Entries shown:
■ ■ ■ ■
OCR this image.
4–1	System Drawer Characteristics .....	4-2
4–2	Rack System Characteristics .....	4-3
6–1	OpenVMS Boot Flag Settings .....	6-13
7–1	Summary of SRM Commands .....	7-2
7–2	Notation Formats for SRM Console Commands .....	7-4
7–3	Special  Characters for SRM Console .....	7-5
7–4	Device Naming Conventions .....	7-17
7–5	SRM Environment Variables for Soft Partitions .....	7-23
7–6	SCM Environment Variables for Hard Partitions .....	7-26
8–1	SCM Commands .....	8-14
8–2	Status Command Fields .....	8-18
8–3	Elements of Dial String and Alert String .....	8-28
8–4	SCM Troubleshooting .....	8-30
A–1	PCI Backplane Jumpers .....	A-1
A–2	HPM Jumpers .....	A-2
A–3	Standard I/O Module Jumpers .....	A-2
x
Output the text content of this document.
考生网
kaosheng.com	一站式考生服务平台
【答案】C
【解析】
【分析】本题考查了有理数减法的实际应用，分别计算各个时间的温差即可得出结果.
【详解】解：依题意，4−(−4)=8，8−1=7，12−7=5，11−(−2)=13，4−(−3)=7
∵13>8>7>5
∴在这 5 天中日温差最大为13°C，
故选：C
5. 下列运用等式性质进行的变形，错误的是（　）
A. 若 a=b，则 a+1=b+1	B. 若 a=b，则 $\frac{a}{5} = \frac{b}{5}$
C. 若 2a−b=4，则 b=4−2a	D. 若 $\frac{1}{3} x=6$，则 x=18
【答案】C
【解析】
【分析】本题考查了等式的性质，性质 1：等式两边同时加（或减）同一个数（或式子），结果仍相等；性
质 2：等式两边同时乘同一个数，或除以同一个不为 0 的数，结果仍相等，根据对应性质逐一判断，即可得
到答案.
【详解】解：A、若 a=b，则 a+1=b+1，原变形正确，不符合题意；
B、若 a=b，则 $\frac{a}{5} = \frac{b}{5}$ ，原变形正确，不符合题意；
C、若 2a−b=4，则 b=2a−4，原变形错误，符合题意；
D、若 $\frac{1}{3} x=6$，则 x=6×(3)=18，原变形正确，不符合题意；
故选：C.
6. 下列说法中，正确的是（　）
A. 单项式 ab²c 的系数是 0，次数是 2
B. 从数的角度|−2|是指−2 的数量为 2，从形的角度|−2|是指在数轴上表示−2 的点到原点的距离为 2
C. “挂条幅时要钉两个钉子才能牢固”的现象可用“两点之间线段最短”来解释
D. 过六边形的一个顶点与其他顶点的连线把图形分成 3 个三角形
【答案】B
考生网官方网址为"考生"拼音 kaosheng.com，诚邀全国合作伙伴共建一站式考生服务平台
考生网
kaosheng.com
■ ■ ■ ■
Set problem:
Produce an exact copy of all the records.

Task response:
OCR this image.
4–1	System Drawer Characteristics .....	4-2
4–2	Rack System Characteristics .....	4-3
6–1	OpenVMS Boot Flag Settings .....	6-13
7–1	Summary of SRM Commands .....	7-2
7–2	Notation Formats for SRM Console Commands .....	7-4
7–3	Special  Characters for SRM Console .....	7-5
7–4	Device Naming Conventions .....	7-17
7–5	SRM Environment Variables for Soft Partitions .....	7-23
7–6	SCM Environment Variables for Hard Partitions .....	7-26
8–1	SCM Commands .....	8-14
8–2	Status Command Fields .....	8-18
8–3	Elements of Dial String and Alert String .....	8-28
8–4	SCM Troubleshooting .....	8-30
A–1	PCI Backplane Jumpers .....	A-1
A–2	HPM Jumpers .....	A-2
A–3	Standard I/O Module Jumpers .....	A-2
x
Output the text content of this document.
考生网
kaosheng.com	一站式考生服务平台
【答案】C
【解析】
【分析】本题考查了有理数减法的实际应用，分别计算各个时间的温差即可得出结果.
【详解】解：依题意，4−(−4)=8，8−1=7，12−7=5，11−(−2)=13，4−(−3)=7
∵13>8>7>5
∴在这 5 天中日温差最大为13°C，
故选：C
5. 下列运用等式性质进行的变形，错误的是（　）
A. 若 a=b，则 a+1=b+1	B. 若 a=b，则 $\frac{a}{5} = \frac{b}{5}$
C. 若 2a−b=4，则 b=4−2a	D. 若 $\frac{1}{3} x=6$，则 x=18
【答案】C
【解析】
【分析】本题考查了等式的性质，性质 1：等式两边同时加（或减）同一个数（或式子），结果仍相等；性
质 2：等式两边同时乘同一个数，或除以同一个不为 0 的数，结果仍相等，根据对应性质逐一判断，即可得
到答案.
【详解】解：A、若 a=b，则 a+1=b+1，原变形正确，不符合题意；
B、若 a=b，则 $\frac{a}{5} = \frac{b}{5}$ ，原变形正确，不符合题意；
C、若 2a−b=4，则 b=2a−4，原变形错误，符合题意；
D、若 $\frac{1}{3} x=6$，则 x=6×(3)=18，原变形正确，不符合题意；
故选：C.
6. 下列说法中，正确的是（　）
A. 单项式 ab²c 的系数是 0，次数是 2
B. 从数的角度|−2|是指−2 的数量为 2，从形的角度|−2|是指在数轴上表示−2 的点到原点的距离为 2
C. “挂条幅时要钉两个钉子才能牢固”的现象可用“两点之间线段最短”来解释
D. 过六边形的一个顶点与其他顶点的连线把图形分成 3 个三角形
【答案】B
考生网官方网址为"考生"拼音 kaosheng.com，诚邀全国合作伙伴共建一站式考生服务平台
考生网
kaosheng.com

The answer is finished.